[Goal of the exercise] For every line in the records that has the word "autem", make a copy.
===== Material provided =====
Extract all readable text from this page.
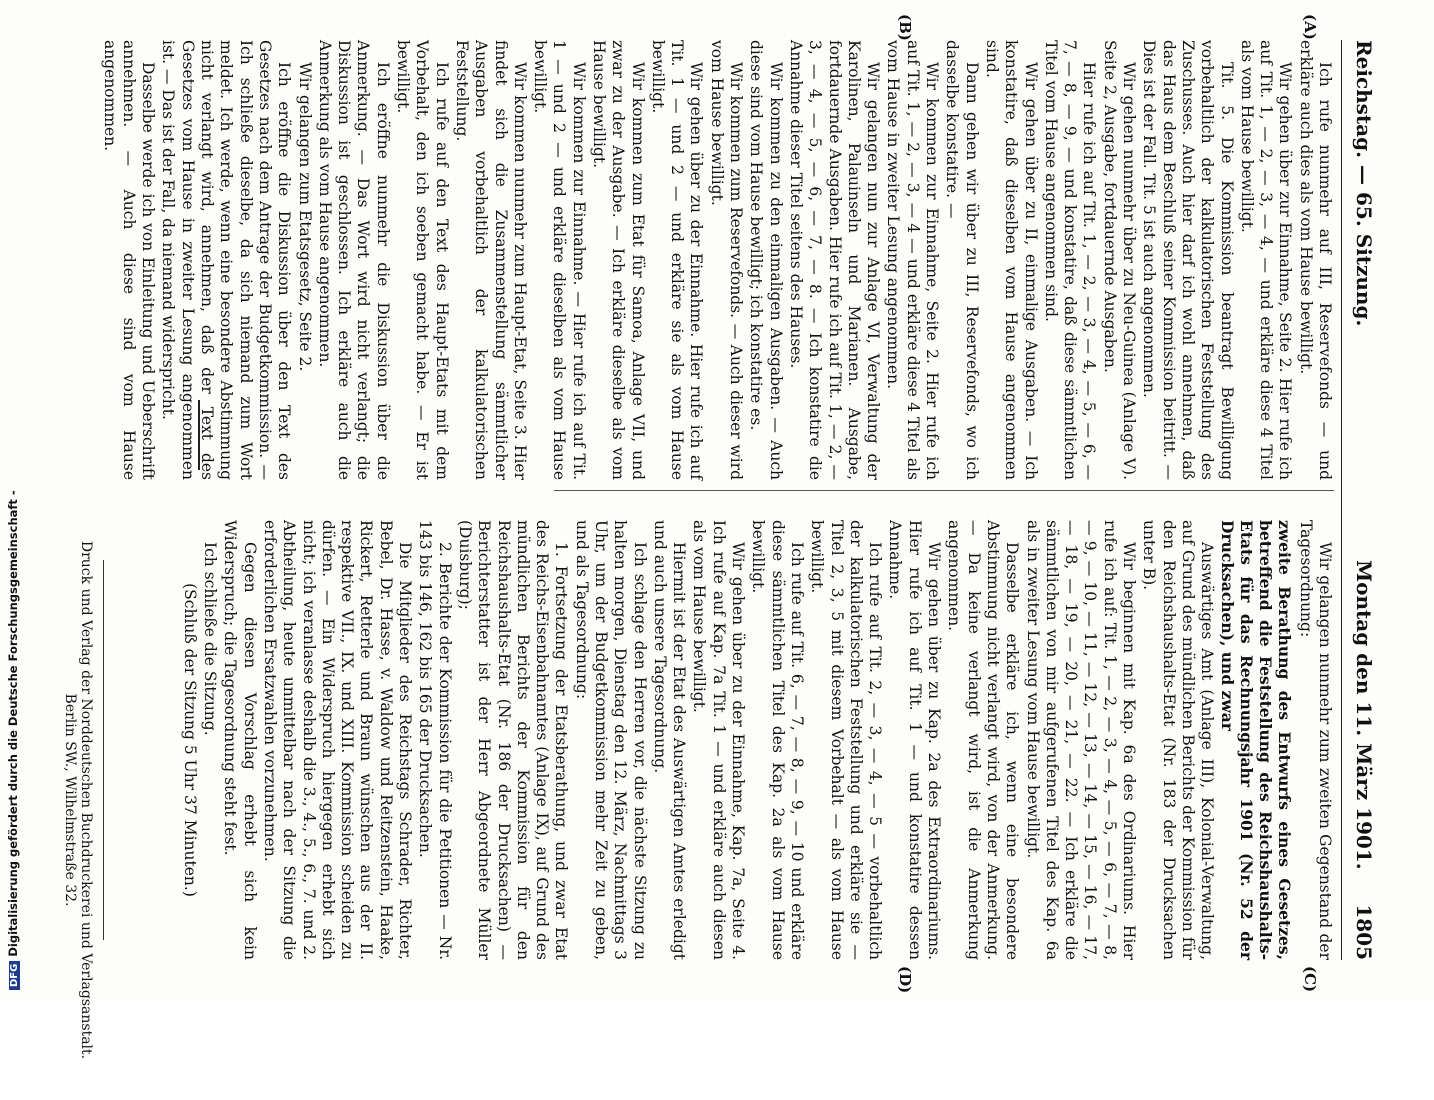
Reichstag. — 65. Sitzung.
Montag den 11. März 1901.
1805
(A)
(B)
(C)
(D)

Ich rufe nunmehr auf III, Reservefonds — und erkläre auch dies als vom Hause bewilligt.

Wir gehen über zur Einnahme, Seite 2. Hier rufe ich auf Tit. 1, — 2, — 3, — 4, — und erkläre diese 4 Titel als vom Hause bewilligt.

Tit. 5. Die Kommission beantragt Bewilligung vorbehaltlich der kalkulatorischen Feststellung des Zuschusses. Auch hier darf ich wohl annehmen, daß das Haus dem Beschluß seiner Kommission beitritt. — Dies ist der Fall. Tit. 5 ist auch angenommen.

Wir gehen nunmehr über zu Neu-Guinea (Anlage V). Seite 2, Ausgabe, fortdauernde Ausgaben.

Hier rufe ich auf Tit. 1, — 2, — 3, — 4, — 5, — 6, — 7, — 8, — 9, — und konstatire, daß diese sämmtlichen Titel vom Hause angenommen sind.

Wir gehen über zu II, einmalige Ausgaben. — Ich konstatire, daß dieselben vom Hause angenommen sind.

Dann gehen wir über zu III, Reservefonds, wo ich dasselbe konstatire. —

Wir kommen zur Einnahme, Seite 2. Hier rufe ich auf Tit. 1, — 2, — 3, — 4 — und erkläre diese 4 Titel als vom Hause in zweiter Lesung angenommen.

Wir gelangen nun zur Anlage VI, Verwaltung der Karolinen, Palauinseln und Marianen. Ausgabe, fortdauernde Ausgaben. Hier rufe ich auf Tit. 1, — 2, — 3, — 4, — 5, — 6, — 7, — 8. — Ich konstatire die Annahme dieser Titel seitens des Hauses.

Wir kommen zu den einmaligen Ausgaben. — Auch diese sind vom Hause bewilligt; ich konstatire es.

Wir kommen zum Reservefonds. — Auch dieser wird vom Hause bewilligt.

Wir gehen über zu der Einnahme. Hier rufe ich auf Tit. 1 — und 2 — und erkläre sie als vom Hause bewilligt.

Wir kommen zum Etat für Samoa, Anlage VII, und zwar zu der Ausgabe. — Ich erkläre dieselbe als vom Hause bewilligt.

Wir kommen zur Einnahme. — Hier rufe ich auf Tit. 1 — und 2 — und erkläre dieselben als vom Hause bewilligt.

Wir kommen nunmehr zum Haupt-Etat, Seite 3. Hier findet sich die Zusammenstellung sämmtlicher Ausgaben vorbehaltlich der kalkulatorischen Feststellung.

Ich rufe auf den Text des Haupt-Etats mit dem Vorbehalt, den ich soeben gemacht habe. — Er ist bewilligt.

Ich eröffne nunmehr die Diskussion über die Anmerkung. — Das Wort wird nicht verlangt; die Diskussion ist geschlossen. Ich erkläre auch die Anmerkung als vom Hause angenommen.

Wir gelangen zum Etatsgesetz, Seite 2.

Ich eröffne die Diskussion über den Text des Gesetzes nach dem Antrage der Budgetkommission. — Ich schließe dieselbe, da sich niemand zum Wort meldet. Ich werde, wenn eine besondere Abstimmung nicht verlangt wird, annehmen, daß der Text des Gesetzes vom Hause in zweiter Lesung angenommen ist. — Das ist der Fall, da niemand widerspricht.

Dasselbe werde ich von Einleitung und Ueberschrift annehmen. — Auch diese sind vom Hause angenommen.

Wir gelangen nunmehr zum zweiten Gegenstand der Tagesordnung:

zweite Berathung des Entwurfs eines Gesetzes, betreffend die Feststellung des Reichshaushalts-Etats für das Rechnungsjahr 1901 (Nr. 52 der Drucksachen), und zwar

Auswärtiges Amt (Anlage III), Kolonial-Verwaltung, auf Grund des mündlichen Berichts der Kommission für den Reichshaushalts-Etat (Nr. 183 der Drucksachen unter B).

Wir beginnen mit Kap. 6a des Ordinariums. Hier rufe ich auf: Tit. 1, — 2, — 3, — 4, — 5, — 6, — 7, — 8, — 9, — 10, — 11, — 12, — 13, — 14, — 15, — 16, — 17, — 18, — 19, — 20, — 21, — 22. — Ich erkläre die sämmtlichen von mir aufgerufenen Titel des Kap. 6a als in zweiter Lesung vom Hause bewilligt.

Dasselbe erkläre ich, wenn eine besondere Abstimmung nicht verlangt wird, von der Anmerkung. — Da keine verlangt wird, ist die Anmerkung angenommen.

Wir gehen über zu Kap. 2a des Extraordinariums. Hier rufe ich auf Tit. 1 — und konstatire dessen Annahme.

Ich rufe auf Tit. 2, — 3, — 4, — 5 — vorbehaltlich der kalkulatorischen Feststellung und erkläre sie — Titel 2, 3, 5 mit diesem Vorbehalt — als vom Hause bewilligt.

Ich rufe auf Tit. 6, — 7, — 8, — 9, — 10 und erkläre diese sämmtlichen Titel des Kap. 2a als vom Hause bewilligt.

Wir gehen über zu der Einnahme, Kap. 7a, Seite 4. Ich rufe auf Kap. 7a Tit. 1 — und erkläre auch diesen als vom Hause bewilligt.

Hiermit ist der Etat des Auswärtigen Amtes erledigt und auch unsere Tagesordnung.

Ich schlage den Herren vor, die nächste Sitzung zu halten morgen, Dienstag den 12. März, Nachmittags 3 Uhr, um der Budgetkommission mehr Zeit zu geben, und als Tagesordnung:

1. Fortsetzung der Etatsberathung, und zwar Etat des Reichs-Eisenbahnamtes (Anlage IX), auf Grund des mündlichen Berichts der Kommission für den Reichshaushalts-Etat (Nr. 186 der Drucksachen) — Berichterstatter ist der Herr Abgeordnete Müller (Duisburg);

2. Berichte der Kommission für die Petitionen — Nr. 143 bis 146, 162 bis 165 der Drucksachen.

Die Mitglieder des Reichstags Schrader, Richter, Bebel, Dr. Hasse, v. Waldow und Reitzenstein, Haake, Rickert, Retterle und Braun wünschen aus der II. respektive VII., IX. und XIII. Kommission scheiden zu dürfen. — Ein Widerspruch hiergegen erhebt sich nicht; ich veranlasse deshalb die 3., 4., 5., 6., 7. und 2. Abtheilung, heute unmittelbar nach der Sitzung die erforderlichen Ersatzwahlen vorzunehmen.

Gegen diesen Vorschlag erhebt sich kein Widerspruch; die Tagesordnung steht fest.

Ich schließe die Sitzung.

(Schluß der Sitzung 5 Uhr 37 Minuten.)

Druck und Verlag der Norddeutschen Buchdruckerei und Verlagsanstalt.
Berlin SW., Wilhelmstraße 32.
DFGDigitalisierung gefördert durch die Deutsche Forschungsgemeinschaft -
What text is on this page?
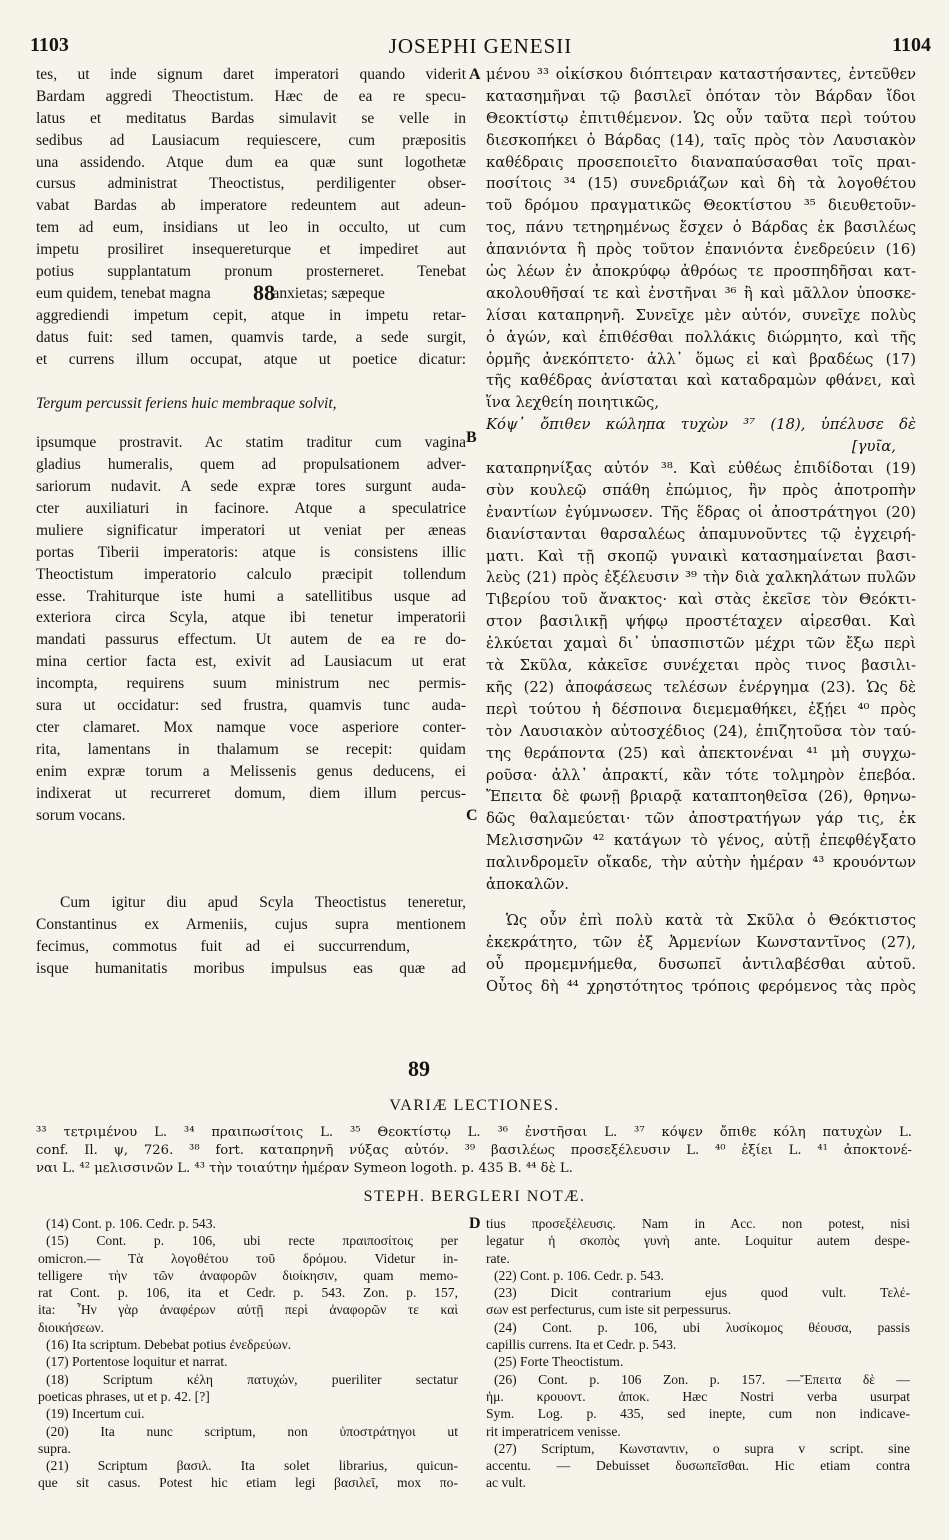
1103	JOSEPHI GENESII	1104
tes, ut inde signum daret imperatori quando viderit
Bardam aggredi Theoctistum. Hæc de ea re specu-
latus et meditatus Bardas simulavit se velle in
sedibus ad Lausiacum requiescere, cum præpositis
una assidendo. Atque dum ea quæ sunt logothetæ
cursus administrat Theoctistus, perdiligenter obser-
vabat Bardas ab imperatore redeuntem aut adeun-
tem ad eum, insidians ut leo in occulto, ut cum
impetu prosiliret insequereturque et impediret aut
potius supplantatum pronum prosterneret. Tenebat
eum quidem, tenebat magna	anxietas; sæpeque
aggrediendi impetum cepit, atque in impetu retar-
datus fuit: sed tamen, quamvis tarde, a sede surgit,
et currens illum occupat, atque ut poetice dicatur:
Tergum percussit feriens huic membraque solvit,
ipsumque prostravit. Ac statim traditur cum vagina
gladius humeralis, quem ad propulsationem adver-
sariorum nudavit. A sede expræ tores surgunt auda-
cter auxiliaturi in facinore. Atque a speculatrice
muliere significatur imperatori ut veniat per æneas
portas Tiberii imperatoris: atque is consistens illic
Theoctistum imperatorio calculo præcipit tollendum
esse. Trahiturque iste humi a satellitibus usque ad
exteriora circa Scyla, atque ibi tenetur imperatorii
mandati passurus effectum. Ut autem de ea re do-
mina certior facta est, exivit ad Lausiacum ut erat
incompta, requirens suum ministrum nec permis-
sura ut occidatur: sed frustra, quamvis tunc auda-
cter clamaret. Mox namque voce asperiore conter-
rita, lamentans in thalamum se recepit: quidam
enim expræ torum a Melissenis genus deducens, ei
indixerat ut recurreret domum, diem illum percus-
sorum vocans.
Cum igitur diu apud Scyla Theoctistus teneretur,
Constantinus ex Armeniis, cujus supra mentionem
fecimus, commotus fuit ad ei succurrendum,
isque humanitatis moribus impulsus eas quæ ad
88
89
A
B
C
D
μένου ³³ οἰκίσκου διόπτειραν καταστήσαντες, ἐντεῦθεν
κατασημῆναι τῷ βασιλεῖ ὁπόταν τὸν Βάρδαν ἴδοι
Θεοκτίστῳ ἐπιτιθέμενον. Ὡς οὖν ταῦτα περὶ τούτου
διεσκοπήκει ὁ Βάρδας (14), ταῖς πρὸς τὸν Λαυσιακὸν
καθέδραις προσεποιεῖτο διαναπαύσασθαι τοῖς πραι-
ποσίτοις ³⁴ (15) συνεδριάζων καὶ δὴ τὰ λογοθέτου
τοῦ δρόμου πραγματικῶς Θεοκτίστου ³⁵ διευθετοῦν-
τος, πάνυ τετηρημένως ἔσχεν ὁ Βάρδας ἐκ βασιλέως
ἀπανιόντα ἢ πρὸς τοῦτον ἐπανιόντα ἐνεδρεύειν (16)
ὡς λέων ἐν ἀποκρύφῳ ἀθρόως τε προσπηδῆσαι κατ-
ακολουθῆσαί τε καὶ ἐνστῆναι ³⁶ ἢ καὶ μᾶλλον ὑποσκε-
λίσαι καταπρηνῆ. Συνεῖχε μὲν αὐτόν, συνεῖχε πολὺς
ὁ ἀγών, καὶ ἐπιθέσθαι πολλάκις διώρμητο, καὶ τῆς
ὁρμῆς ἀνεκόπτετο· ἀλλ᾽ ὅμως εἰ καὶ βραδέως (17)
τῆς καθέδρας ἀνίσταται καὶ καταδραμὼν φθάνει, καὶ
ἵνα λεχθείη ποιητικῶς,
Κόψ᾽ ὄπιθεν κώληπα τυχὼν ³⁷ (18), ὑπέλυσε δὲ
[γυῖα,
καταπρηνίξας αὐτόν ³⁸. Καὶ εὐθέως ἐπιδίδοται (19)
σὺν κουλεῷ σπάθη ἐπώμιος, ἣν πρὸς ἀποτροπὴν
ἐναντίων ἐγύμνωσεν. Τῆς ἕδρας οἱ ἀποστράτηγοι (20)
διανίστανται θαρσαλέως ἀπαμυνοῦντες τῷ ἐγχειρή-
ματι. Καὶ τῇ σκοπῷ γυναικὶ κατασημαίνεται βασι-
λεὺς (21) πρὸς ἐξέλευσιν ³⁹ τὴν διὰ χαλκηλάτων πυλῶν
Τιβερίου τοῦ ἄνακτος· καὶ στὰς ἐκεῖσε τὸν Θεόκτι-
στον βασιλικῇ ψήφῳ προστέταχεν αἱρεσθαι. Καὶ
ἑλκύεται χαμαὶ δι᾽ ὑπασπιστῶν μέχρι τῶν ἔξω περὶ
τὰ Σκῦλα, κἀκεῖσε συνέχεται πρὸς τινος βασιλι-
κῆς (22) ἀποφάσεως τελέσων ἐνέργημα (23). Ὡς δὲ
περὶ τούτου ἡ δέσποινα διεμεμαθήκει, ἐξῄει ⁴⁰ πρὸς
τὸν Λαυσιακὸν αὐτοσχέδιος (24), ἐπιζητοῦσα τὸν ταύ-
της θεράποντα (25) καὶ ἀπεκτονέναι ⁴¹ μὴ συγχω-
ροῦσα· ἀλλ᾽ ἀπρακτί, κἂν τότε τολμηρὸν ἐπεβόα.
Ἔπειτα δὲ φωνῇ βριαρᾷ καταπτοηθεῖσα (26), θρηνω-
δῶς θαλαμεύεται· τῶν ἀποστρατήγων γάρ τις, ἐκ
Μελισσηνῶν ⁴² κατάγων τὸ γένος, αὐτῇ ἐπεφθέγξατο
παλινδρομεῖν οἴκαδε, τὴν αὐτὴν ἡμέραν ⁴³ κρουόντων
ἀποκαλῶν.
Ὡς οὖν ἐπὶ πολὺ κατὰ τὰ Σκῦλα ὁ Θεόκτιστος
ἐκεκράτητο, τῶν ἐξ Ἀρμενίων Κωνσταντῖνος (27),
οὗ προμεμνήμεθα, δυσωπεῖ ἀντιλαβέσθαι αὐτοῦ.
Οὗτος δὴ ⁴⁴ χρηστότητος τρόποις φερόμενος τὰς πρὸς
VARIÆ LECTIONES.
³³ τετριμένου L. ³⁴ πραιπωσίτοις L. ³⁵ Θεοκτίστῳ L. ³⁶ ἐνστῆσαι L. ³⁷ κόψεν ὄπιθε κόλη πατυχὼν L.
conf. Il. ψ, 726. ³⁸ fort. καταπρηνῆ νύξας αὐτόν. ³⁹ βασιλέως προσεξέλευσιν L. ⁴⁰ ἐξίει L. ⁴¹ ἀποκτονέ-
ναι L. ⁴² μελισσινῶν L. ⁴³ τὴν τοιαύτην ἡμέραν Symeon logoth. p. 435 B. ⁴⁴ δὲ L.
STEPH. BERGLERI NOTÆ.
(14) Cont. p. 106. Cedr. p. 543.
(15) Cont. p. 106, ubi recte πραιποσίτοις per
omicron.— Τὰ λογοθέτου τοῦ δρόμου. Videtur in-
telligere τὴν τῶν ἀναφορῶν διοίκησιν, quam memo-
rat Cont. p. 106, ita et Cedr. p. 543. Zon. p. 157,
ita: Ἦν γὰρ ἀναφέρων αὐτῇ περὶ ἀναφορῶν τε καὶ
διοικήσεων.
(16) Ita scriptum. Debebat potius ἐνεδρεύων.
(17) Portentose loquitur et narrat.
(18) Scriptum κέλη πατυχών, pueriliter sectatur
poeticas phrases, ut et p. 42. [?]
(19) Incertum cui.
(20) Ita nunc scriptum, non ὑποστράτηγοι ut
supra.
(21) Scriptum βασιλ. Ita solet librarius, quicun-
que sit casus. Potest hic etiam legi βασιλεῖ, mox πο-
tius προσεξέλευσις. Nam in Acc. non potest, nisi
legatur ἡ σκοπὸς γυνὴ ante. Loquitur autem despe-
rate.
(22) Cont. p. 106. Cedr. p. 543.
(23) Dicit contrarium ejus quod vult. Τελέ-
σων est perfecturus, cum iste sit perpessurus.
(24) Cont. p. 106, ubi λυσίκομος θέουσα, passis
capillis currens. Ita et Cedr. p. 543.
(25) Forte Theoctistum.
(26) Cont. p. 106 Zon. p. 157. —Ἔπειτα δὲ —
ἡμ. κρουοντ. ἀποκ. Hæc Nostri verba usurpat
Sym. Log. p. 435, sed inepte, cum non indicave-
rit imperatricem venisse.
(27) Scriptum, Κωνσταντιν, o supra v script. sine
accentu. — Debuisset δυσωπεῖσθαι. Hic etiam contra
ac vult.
=====
[Solution]
mandati passurus effectum. Ut autem de ea re do-
legatur ἡ σκοπὸς γυνὴ ante. Loquitur autem despe-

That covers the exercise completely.